Trecho fornecido:
Vejo em minha bolha muitos amigos dizendo que se absterão de votar ou votarão nulo ou em branco em um eventual segundo turno entre os dois candidatos que lideram as pesquisas para a presidência deste país. A minha conjectura dessa observação anedótica é que os eleitores adotam essa postura para protestar contra opções que lhes são inaceitáveis.

Em razão da configuração de nosso sistema eleitoral, neste texto argumento que se trata de um protesto sem materialidade, pois não resulta em um rol de candidatos em haja, ao menos, um candidato aceitável. Em segundo lugar, dado que a conduta de um eleitor gera externalidade aos demais, sugiro uma racionalidade para a escolha dos candidatos, ainda que eu esteja desesperançado de sucesso e consciente da legitimidade democrática de o eleitor agir como lhe aprouver.

Reforço de antemão que cada um tem o direito de votar em quem quiser ou não seria democracia. Porém, o voto (ou não voto) de um interfere na vida dos outros; essa externalidade, julgo, permite o questionamento das escolhas eleitorais. Acredito que isso seja a razão da existência de campanhas eleitorais.

VOTO NULO, VOTO EM BRANCO E ABSTENÇÃO: ORIGENS

Vamos estabelecer a diferença de voto nulo, de voto branco e de abstenção na versão mais primitiva das opções.

Registros de elementos e coordenadas:

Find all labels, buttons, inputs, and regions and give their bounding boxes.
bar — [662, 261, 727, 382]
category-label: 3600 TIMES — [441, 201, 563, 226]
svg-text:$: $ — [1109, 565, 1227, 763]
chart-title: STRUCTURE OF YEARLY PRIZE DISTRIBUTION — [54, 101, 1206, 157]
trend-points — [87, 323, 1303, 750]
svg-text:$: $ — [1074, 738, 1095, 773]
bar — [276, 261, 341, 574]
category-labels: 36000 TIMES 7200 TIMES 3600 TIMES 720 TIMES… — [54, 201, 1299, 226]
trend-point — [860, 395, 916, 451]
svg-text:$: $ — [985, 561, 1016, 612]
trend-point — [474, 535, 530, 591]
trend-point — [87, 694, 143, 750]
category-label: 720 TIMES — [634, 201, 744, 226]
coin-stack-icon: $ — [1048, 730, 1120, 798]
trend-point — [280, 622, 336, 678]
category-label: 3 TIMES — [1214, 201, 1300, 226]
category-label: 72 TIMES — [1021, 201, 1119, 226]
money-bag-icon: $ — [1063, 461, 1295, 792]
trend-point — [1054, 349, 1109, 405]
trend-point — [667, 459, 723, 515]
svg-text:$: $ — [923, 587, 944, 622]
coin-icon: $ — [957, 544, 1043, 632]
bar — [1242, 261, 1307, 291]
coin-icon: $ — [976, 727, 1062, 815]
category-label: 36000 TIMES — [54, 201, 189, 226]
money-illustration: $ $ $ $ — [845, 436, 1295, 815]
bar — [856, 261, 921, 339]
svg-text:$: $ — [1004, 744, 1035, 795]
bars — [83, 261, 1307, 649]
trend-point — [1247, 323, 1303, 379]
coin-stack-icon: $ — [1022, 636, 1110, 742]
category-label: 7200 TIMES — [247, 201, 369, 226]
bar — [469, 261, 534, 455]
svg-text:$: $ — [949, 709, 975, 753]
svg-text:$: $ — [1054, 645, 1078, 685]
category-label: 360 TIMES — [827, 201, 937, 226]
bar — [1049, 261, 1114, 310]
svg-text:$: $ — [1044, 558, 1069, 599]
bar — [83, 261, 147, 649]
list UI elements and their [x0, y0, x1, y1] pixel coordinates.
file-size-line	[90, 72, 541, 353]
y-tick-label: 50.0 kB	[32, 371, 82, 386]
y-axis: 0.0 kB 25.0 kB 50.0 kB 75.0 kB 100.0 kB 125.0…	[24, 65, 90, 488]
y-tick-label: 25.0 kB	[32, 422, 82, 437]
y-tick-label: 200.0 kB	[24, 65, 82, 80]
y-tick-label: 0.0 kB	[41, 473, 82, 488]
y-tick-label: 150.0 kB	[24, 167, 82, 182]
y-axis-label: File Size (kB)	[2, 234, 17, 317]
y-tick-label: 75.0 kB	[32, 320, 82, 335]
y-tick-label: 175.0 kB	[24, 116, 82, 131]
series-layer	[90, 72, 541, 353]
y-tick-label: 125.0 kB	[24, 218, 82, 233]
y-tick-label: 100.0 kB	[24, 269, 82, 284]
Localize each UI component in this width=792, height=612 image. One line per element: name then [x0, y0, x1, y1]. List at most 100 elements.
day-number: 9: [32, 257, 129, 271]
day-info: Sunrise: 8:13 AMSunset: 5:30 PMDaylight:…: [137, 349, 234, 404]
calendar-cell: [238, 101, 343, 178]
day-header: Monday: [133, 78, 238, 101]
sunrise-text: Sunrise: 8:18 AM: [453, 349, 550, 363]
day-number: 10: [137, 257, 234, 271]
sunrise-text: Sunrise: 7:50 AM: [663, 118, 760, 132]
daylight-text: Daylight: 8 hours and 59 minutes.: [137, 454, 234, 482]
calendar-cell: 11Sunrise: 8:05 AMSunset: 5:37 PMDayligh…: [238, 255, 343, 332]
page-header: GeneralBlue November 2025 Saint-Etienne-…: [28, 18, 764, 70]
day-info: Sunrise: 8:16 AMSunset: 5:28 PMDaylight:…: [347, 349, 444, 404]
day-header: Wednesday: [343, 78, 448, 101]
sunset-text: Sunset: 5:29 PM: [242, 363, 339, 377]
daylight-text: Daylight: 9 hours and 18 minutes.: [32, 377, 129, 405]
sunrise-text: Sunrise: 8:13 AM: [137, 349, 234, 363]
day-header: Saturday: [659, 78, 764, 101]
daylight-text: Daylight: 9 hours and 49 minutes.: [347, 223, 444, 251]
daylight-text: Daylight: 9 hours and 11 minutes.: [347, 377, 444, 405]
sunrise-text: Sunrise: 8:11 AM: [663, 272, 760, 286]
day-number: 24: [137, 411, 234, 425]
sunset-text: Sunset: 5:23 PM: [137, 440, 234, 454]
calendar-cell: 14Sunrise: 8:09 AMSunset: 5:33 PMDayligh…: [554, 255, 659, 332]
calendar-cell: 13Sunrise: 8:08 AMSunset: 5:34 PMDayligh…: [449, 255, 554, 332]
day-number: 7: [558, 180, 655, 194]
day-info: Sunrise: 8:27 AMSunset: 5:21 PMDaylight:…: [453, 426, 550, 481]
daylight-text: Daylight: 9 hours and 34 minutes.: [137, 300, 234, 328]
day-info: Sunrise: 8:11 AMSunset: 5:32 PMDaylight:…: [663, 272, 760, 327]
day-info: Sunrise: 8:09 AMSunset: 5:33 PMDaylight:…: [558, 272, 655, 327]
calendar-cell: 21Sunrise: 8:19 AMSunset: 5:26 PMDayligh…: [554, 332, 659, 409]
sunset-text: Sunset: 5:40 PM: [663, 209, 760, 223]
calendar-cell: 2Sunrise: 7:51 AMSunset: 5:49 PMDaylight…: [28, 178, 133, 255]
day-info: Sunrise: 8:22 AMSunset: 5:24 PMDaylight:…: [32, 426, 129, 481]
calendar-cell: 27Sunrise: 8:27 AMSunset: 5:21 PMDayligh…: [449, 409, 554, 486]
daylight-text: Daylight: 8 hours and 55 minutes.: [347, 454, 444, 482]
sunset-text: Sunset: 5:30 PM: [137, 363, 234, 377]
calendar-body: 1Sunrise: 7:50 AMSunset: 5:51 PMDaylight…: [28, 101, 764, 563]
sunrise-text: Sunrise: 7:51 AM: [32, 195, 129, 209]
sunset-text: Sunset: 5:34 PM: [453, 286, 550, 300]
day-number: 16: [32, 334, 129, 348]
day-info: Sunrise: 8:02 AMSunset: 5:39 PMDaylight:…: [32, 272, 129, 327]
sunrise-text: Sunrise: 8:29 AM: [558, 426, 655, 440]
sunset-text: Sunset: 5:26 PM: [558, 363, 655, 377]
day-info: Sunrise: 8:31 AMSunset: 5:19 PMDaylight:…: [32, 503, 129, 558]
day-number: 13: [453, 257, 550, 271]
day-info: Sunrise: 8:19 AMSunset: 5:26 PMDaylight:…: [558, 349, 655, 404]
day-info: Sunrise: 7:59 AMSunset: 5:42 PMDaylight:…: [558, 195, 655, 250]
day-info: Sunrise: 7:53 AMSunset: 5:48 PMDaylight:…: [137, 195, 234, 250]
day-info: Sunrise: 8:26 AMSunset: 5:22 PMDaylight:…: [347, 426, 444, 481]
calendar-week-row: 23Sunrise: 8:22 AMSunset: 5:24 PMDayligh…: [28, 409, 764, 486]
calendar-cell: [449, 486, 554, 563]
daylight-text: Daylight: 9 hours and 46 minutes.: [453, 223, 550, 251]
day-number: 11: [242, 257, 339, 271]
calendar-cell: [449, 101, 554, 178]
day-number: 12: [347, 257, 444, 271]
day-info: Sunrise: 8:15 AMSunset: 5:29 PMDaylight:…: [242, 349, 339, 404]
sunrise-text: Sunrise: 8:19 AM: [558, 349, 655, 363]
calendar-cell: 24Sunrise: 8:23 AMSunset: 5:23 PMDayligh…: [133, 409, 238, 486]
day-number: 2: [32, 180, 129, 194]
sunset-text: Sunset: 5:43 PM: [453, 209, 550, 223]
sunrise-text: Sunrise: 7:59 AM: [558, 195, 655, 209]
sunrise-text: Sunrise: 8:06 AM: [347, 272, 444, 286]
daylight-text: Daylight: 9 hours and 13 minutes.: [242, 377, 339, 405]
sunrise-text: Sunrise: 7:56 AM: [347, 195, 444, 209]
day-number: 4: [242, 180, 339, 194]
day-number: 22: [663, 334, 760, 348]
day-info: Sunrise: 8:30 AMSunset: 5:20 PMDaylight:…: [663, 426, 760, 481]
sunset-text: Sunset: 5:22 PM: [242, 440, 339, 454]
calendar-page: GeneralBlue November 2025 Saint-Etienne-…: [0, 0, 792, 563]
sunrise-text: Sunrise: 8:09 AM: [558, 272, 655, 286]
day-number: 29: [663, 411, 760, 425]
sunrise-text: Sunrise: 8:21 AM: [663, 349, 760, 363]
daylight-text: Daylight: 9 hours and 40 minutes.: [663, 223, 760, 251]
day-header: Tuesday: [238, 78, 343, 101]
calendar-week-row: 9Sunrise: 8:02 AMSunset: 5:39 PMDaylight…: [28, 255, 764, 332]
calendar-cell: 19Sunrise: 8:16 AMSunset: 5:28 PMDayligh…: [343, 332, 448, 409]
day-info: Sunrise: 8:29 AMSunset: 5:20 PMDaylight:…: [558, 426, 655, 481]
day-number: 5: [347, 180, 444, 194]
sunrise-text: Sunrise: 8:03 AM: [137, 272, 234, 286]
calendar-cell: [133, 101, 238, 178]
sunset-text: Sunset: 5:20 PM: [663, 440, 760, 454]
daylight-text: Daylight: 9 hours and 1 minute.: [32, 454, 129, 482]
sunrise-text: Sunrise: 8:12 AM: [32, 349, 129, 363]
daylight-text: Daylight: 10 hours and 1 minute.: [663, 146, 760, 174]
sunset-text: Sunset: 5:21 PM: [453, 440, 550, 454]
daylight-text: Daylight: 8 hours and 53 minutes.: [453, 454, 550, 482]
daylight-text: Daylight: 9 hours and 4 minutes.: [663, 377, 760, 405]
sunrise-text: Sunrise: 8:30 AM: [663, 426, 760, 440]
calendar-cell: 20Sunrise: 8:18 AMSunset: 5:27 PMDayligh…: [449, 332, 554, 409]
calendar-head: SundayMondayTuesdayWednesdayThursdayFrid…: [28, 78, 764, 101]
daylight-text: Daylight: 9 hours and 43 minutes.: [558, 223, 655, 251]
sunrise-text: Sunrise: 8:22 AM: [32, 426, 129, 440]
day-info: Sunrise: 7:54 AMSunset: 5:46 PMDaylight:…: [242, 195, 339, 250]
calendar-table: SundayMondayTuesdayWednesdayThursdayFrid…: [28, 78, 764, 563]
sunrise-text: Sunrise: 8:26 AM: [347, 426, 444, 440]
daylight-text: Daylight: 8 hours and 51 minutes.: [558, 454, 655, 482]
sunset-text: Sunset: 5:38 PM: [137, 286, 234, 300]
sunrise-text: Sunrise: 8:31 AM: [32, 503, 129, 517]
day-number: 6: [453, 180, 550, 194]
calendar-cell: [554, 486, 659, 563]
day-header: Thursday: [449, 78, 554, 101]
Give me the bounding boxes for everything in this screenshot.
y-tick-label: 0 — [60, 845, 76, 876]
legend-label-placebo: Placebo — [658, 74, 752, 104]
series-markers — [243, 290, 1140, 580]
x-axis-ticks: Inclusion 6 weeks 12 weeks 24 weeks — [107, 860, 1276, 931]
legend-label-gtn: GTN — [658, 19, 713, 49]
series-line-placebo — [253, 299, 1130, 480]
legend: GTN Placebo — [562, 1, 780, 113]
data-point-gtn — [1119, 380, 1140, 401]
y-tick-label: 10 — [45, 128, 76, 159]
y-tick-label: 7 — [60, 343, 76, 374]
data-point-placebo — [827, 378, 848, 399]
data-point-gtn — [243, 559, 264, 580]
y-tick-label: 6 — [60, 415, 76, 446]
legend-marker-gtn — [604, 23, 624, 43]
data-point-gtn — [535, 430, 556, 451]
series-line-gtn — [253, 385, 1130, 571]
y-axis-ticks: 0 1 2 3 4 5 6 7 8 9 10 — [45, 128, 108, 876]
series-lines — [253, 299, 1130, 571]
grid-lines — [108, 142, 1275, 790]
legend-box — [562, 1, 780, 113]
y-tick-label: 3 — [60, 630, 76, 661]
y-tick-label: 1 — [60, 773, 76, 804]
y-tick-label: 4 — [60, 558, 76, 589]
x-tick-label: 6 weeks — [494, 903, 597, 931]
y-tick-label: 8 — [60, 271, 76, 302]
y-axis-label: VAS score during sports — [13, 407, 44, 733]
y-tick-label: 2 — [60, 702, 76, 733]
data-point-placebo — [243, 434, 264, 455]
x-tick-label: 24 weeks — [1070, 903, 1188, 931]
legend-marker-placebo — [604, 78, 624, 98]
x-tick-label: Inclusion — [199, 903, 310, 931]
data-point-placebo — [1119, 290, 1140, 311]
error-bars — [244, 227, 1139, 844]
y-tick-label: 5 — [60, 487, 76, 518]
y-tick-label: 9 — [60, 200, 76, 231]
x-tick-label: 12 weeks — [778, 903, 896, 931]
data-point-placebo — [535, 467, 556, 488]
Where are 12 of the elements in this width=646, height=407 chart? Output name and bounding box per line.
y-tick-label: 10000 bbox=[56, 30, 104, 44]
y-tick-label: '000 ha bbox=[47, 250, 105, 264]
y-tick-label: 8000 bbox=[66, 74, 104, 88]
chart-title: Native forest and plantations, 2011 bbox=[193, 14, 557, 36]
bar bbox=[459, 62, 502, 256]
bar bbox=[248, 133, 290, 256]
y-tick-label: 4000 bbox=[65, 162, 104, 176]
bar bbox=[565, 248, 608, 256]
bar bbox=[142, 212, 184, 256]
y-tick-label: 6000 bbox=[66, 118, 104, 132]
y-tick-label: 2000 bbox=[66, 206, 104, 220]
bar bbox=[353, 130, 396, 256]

Exercício proposto A: Reproduza literalmente a passagem do texto sobre voto nulo e abstenção que começa com "Em razão da" e vai até "como lhe aprouver.".
Exercício proposto B: Reescreva de forma mais curta o parágrafo do texto sobre voto nulo e abstenção que começa com "Reforço de antemão", preservando suas ideias principais.
Exercício proposto C: Prossiga o texto sobre voto nulo e abstenção a partir do ponto em que ele termina.

Resposta esperada A:
Em razão da configuração de nosso sistema eleitoral, neste texto argumento que se trata de um protesto sem materialidade, pois não resulta em um rol de candidatos em haja, ao menos, um candidato aceitável. Em segundo lugar, dado que a conduta de um eleitor gera externalidade aos demais, sugiro uma racionalidade para a escolha dos candidatos, ainda que eu esteja desesperançado de sucesso e consciente da legitimidade democrática de o eleitor agir como lhe aprouver.

Resposta esperada B: Todos têm o direito de votar em quem quiserem, pois isso é próprio da democracia. Mas o voto ou a abstenção de uma pessoa afeta a vida das outras, e essa externalidade permite questionar as escolhas eleitorais. Na visão do texto, é por isso que existem as campanhas eleitorais.

Resposta esperada C:
Quando vota nulo, o eleitor quer expressar sua indignação com o rol de candidatos, dizendo que não aceita nenhum deles e que deveria haver outra eleição. É o voto de protesto. Se o voto nulo fosse considerado válido, uma eleição com mais de 50% de nulos poderia ser refeita (a depender da legislação, poderia ser refeita até com menos de 50%, claro).

Quando o eleitor escolhe o voto em branco, quer passar a mensagem de que não consegue escolher nenhum dos candidatos disponíveis, mas aceita o resultado que os outros eleitores escolherem. É considerado o voto do conformismo. Por isso, desde 1988 o voto em branco é considerado inválido e excluído da conta de proporcionalidade de votos. Anteriormente, esse voto brasileiro somava-se aos votos do candidato vencedor.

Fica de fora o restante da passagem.